## Direction:
With the images removed, repeat the data below exactly.

┄┄┄┄┄┄

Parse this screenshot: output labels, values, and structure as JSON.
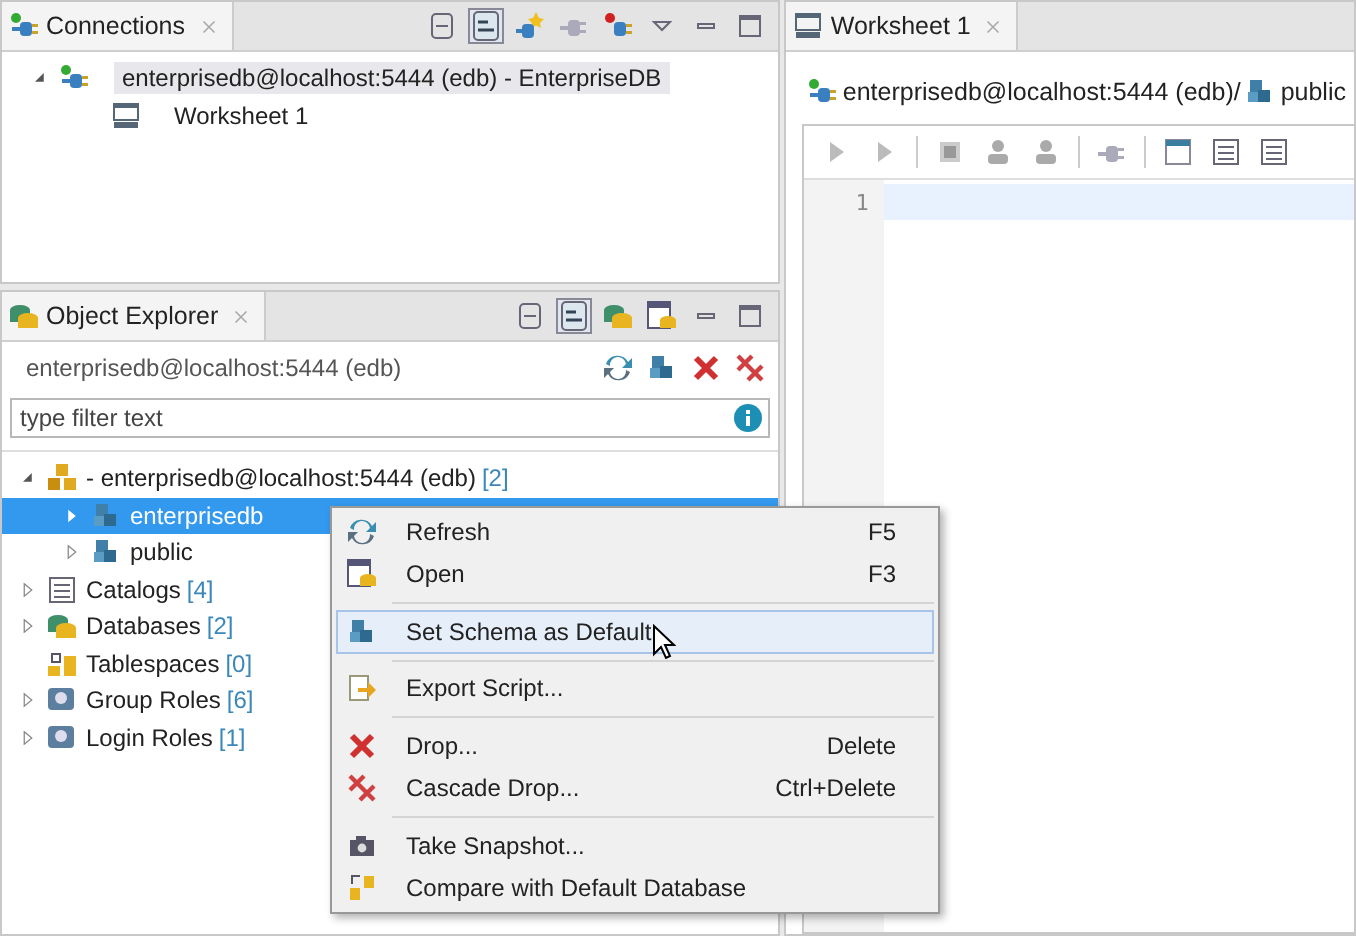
{
  "connections": {
    "tab": "Connections",
    "tree": [
      {
        "label": "enterprisedb@localhost:5444 (edb) - EnterpriseDB",
        "expanded": true,
        "selected": true,
        "children": [
          {
            "label": "Worksheet 1",
            "selected": false
          }
        ]
      }
    ]
  },
  "worksheet": {
    "tab": "Worksheet 1",
    "connection": "enterprisedb@localhost:5444 (edb)/",
    "schema": "public",
    "line_numbers": [
      "1"
    ]
  },
  "object_explorer": {
    "tab": "Object Explorer",
    "connection": "enterprisedb@localhost:5444 (edb)",
    "filter": {
      "placeholder": "type filter text"
    },
    "tree": [
      {
        "label": "- enterprisedb@localhost:5444 (edb)",
        "count": "[2]",
        "expanded": true,
        "selected": false,
        "children": [
          {
            "label": "enterprisedb",
            "expanded": false,
            "selected": true
          },
          {
            "label": "public",
            "expanded": false,
            "selected": false
          }
        ]
      },
      {
        "label": "Catalogs",
        "count": "[4]",
        "expanded": false,
        "selected": false
      },
      {
        "label": "Databases",
        "count": "[2]",
        "expanded": false,
        "selected": false
      },
      {
        "label": "Tablespaces",
        "count": "[0]",
        "selected": false
      },
      {
        "label": "Group Roles",
        "count": "[6]",
        "expanded": false,
        "selected": false
      },
      {
        "label": "Login Roles",
        "count": "[1]",
        "expanded": false,
        "selected": false
      }
    ]
  },
  "context_menu": {
    "items": [
      {
        "kind": "item",
        "label": "Refresh",
        "shortcut": "F5",
        "selected": false
      },
      {
        "kind": "item",
        "label": "Open",
        "shortcut": "F3",
        "selected": false
      },
      {
        "kind": "separator"
      },
      {
        "kind": "item",
        "label": "Set Schema as Default",
        "selected": true
      },
      {
        "kind": "separator"
      },
      {
        "kind": "item",
        "label": "Export Script...",
        "selected": false
      },
      {
        "kind": "separator"
      },
      {
        "kind": "item",
        "label": "Drop...",
        "shortcut": "Delete",
        "selected": false
      },
      {
        "kind": "item",
        "label": "Cascade Drop...",
        "shortcut": "Ctrl+Delete",
        "selected": false
      },
      {
        "kind": "separator"
      },
      {
        "kind": "item",
        "label": "Take Snapshot...",
        "selected": false
      },
      {
        "kind": "item",
        "label": "Compare with Default Database",
        "selected": false
      }
    ]
  }
}
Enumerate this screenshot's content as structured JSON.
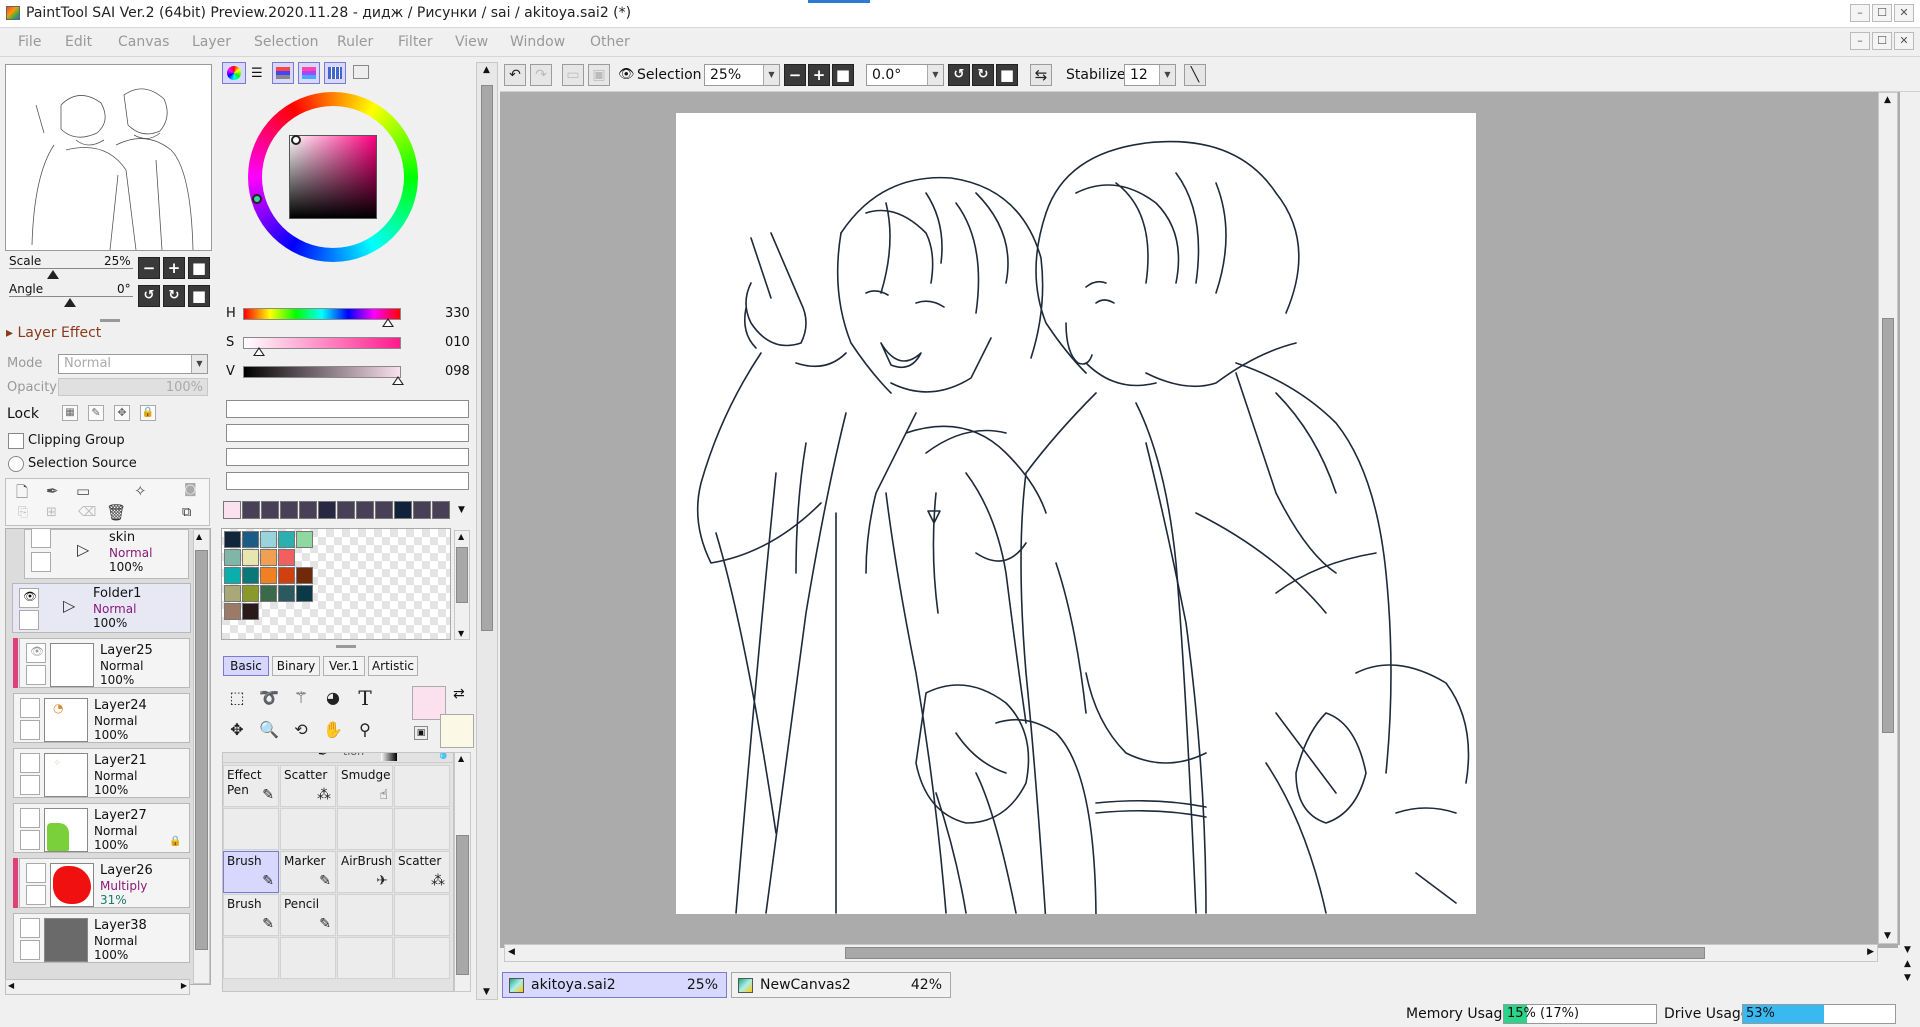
{
  "window": {
    "title": "PaintTool SAI Ver.2 (64bit) Preview.2020.11.28 - дидж / Рисунки / sai / akitoya.sai2 (*)",
    "controls": [
      "–",
      "☐",
      "✕"
    ]
  },
  "menu": [
    "File",
    "Edit",
    "Canvas",
    "Layer",
    "Selection",
    "Ruler",
    "Filter",
    "View",
    "Window",
    "Other"
  ],
  "navigator": {
    "scale_label": "Scale",
    "scale_value": "25%",
    "angle_label": "Angle",
    "angle_value": "0°"
  },
  "layer_effect": {
    "header": "Layer Effect",
    "mode_label": "Mode",
    "mode_value": "Normal",
    "opacity_label": "Opacity",
    "opacity_value": "100%",
    "lock_label": "Lock",
    "clipping_group": "Clipping Group",
    "selection_source": "Selection Source"
  },
  "layers": [
    {
      "name": "skin",
      "mode": "Normal",
      "opacity": "100%",
      "type": "folder"
    },
    {
      "name": "Folder1",
      "mode": "Normal",
      "opacity": "100%",
      "type": "folder"
    },
    {
      "name": "Layer25",
      "mode": "Normal",
      "opacity": "100%",
      "type": "layer"
    },
    {
      "name": "Layer24",
      "mode": "Normal",
      "opacity": "100%",
      "type": "layer"
    },
    {
      "name": "Layer21",
      "mode": "Normal",
      "opacity": "100%",
      "type": "layer"
    },
    {
      "name": "Layer27",
      "mode": "Normal",
      "opacity": "100%",
      "type": "layer"
    },
    {
      "name": "Layer26",
      "mode": "Multiply",
      "opacity": "31%",
      "type": "layer"
    },
    {
      "name": "Layer38",
      "mode": "Normal",
      "opacity": "100%",
      "type": "layer"
    }
  ],
  "color": {
    "h_label": "H",
    "h_value": "330",
    "h_level": 0.917,
    "s_label": "S",
    "s_value": "010",
    "s_level": 0.1,
    "v_label": "V",
    "v_value": "098",
    "v_level": 0.98,
    "current": "#fbe1ee",
    "secondary": "#fbf8e6",
    "recent": [
      "#fbe1ee",
      "#474057",
      "#474057",
      "#474057",
      "#474057",
      "#292742",
      "#474057",
      "#474057",
      "#474057",
      "#10233a",
      "#474057",
      "#474057"
    ],
    "swatches": [
      [
        "#10263a",
        "#1a5c86",
        "#97d4dc",
        "#2bb0b0",
        "#8fd8a0"
      ],
      [
        "#7fb6a8",
        "#e8e6b0",
        "#f0a050",
        "#f06060"
      ],
      [
        "#0aaeaa",
        "#087878",
        "#f08020",
        "#d04010",
        "#702a0a"
      ],
      [
        "#a8a878",
        "#8a9a2a",
        "#3a6a4a",
        "#2a5a60",
        "#0a3a48"
      ],
      [
        "#9c7a68",
        "#2a1a1a"
      ]
    ]
  },
  "tools": {
    "tabs": [
      "Basic",
      "Binary",
      "Ver.1",
      "Artistic"
    ],
    "active_tab": "Basic",
    "brushes": [
      {
        "label": "Effect\nPen",
        "icon": "✎"
      },
      {
        "label": "Scatter",
        "icon": "⁂"
      },
      {
        "label": "Smudge",
        "icon": "☝"
      },
      {
        "label": "Brush",
        "icon": "✎",
        "selected": true
      },
      {
        "label": "Marker",
        "icon": "✎"
      },
      {
        "label": "AirBrush",
        "icon": "✈"
      },
      {
        "label": "Scatter",
        "icon": "⁂"
      },
      {
        "label": "Brush",
        "icon": "✎"
      },
      {
        "label": "Pencil",
        "icon": "✎"
      }
    ]
  },
  "toolbar": {
    "selection_label": "Selection",
    "zoom_value": "25%",
    "rotation_value": "0.0°",
    "stabilizer_label": "Stabilizer",
    "stabilizer_value": "12"
  },
  "documents": [
    {
      "name": "akitoya.sai2",
      "zoom": "25%",
      "active": true
    },
    {
      "name": "NewCanvas2",
      "zoom": "42%",
      "active": false
    }
  ],
  "status": {
    "memory_label": "Memory Usage",
    "memory_value": "15% (17%)",
    "memory_level": 0.15,
    "drive_label": "Drive Usage",
    "drive_value": "53%",
    "drive_level": 0.53
  }
}
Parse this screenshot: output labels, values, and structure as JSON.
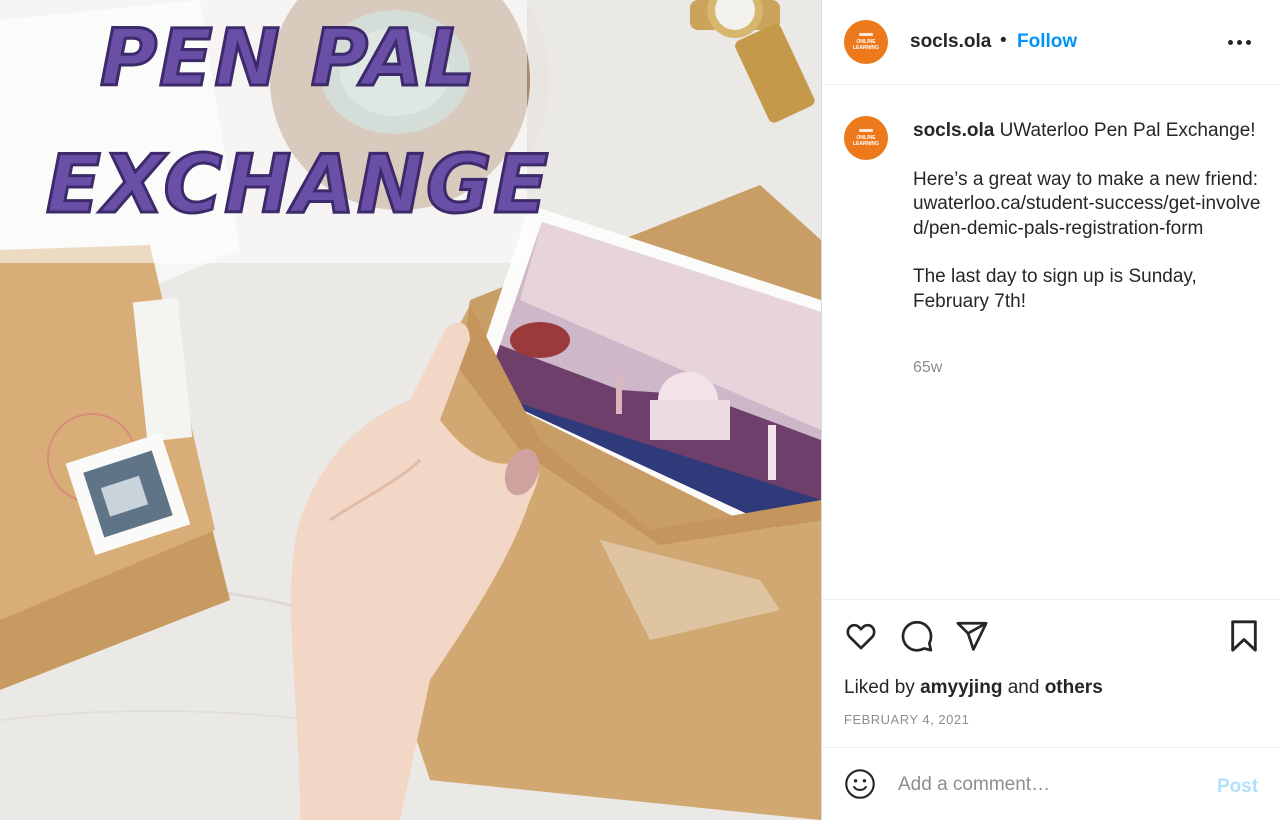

┄┄┄┄┄┄

## Written solution:
Parse this screenshot: output labels, values, and structure as JSON.
{
  "connections": {
    "tab": "Connections",
    "tree": [
      {
        "label": "enterprisedb@localhost:5444 (edb) - EnterpriseDB",
        "expanded": true,
        "selected": true,
        "children": [
          {
            "label": "Worksheet 1",
            "selected": false
          }
        ]
      }
    ]
  },
  "worksheet": {
    "tab": "Worksheet 1",
    "connection": "enterprisedb@localhost:5444 (edb)/",
    "schema": "public",
    "line_numbers": [
      "1"
    ]
  },
  "object_explorer": {
    "tab": "Object Explorer",
    "connection": "enterprisedb@localhost:5444 (edb)",
    "filter": {
      "placeholder": "type filter text"
    },
    "tree": [
      {
        "label": "- enterprisedb@localhost:5444 (edb)",
        "count": "[2]",
        "expanded": true,
        "selected": false,
        "children": [
          {
            "label": "enterprisedb",
            "expanded": false,
            "selected": true
          },
          {
            "label": "public",
            "expanded": false,
            "selected": false
          }
        ]
      },
      {
        "label": "Catalogs",
        "count": "[4]",
        "expanded": false,
        "selected": false
      },
      {
        "label": "Databases",
        "count": "[2]",
        "expanded": false,
        "selected": false
      },
      {
        "label": "Tablespaces",
        "count": "[0]",
        "selected": false
      },
      {
        "label": "Group Roles",
        "count": "[6]",
        "expanded": false,
        "selected": false
      },
      {
        "label": "Login Roles",
        "count": "[1]",
        "expanded": false,
        "selected": false
      }
    ]
  },
  "context_menu": {
    "items": [
      {
        "kind": "item",
        "label": "Refresh",
        "shortcut": "F5",
        "selected": false
      },
      {
        "kind": "item",
        "label": "Open",
        "shortcut": "F3",
        "selected": false
      },
      {
        "kind": "separator"
      },
      {
        "kind": "item",
        "label": "Set Schema as Default",
        "selected": true
      },
      {
        "kind": "separator"
      },
      {
        "kind": "item",
        "label": "Export Script...",
        "selected": false
      },
      {
        "kind": "separator"
      },
      {
        "kind": "item",
        "label": "Drop...",
        "shortcut": "Delete",
        "selected": false
      },
      {
        "kind": "item",
        "label": "Cascade Drop...",
        "shortcut": "Ctrl+Delete",
        "selected": false
      },
      {
        "kind": "separator"
      },
      {
        "kind": "item",
        "label": "Take Snapshot...",
        "selected": false
      },
      {
        "kind": "item",
        "label": "Compare with Default Database",
        "selected": false
      }
    ]
  }
}
Enumerate this screenshot's content as structured JSON.
{
  "window": {
    "title": "PaintTool SAI Ver.2 (64bit) Preview.2020.11.28 - дидж / Рисунки / sai / akitoya.sai2 (*)",
    "controls": [
      "–",
      "☐",
      "✕"
    ]
  },
  "menu": [
    "File",
    "Edit",
    "Canvas",
    "Layer",
    "Selection",
    "Ruler",
    "Filter",
    "View",
    "Window",
    "Other"
  ],
  "navigator": {
    "scale_label": "Scale",
    "scale_value": "25%",
    "angle_label": "Angle",
    "angle_value": "0°"
  },
  "layer_effect": {
    "header": "Layer Effect",
    "mode_label": "Mode",
    "mode_value": "Normal",
    "opacity_label": "Opacity",
    "opacity_value": "100%",
    "lock_label": "Lock",
    "clipping_group": "Clipping Group",
    "selection_source": "Selection Source"
  },
  "layers": [
    {
      "name": "skin",
      "mode": "Normal",
      "opacity": "100%",
      "type": "folder"
    },
    {
      "name": "Folder1",
      "mode": "Normal",
      "opacity": "100%",
      "type": "folder"
    },
    {
      "name": "Layer25",
      "mode": "Normal",
      "opacity": "100%",
      "type": "layer"
    },
    {
      "name": "Layer24",
      "mode": "Normal",
      "opacity": "100%",
      "type": "layer"
    },
    {
      "name": "Layer21",
      "mode": "Normal",
      "opacity": "100%",
      "type": "layer"
    },
    {
      "name": "Layer27",
      "mode": "Normal",
      "opacity": "100%",
      "type": "layer"
    },
    {
      "name": "Layer26",
      "mode": "Multiply",
      "opacity": "31%",
      "type": "layer"
    },
    {
      "name": "Layer38",
      "mode": "Normal",
      "opacity": "100%",
      "type": "layer"
    }
  ],
  "color": {
    "h_label": "H",
    "h_value": "330",
    "h_level": 0.917,
    "s_label": "S",
    "s_value": "010",
    "s_level": 0.1,
    "v_label": "V",
    "v_value": "098",
    "v_level": 0.98,
    "current": "#fbe1ee",
    "secondary": "#fbf8e6",
    "recent": [
      "#fbe1ee",
      "#474057",
      "#474057",
      "#474057",
      "#474057",
      "#292742",
      "#474057",
      "#474057",
      "#474057",
      "#10233a",
      "#474057",
      "#474057"
    ],
    "swatches": [
      [
        "#10263a",
        "#1a5c86",
        "#97d4dc",
        "#2bb0b0",
        "#8fd8a0"
      ],
      [
        "#7fb6a8",
        "#e8e6b0",
        "#f0a050",
        "#f06060"
      ],
      [
        "#0aaeaa",
        "#087878",
        "#f08020",
        "#d04010",
        "#702a0a"
      ],
      [
        "#a8a878",
        "#8a9a2a",
        "#3a6a4a",
        "#2a5a60",
        "#0a3a48"
      ],
      [
        "#9c7a68",
        "#2a1a1a"
      ]
    ]
  },
  "tools": {
    "tabs": [
      "Basic",
      "Binary",
      "Ver.1",
      "Artistic"
    ],
    "active_tab": "Basic",
    "brushes": [
      {
        "label": "Effect\nPen",
        "icon": "✎"
      },
      {
        "label": "Scatter",
        "icon": "⁂"
      },
      {
        "label": "Smudge",
        "icon": "☝"
      },
      {
        "label": "Brush",
        "icon": "✎",
        "selected": true
      },
      {
        "label": "Marker",
        "icon": "✎"
      },
      {
        "label": "AirBrush",
        "icon": "✈"
      },
      {
        "label": "Scatter",
        "icon": "⁂"
      },
      {
        "label": "Brush",
        "icon": "✎"
      },
      {
        "label": "Pencil",
        "icon": "✎"
      }
    ]
  },
  "toolbar": {
    "selection_label": "Selection",
    "zoom_value": "25%",
    "rotation_value": "0.0°",
    "stabilizer_label": "Stabilizer",
    "stabilizer_value": "12"
  },
  "documents": [
    {
      "name": "akitoya.sai2",
      "zoom": "25%",
      "active": true
    },
    {
      "name": "NewCanvas2",
      "zoom": "42%",
      "active": false
    }
  ],
  "status": {
    "memory_label": "Memory Usage",
    "memory_value": "15% (17%)",
    "memory_level": 0.15,
    "drive_label": "Drive Usage",
    "drive_value": "53%",
    "drive_level": 0.53
  }
}
Parse this screenshot: output labels, values, and structure as JSON.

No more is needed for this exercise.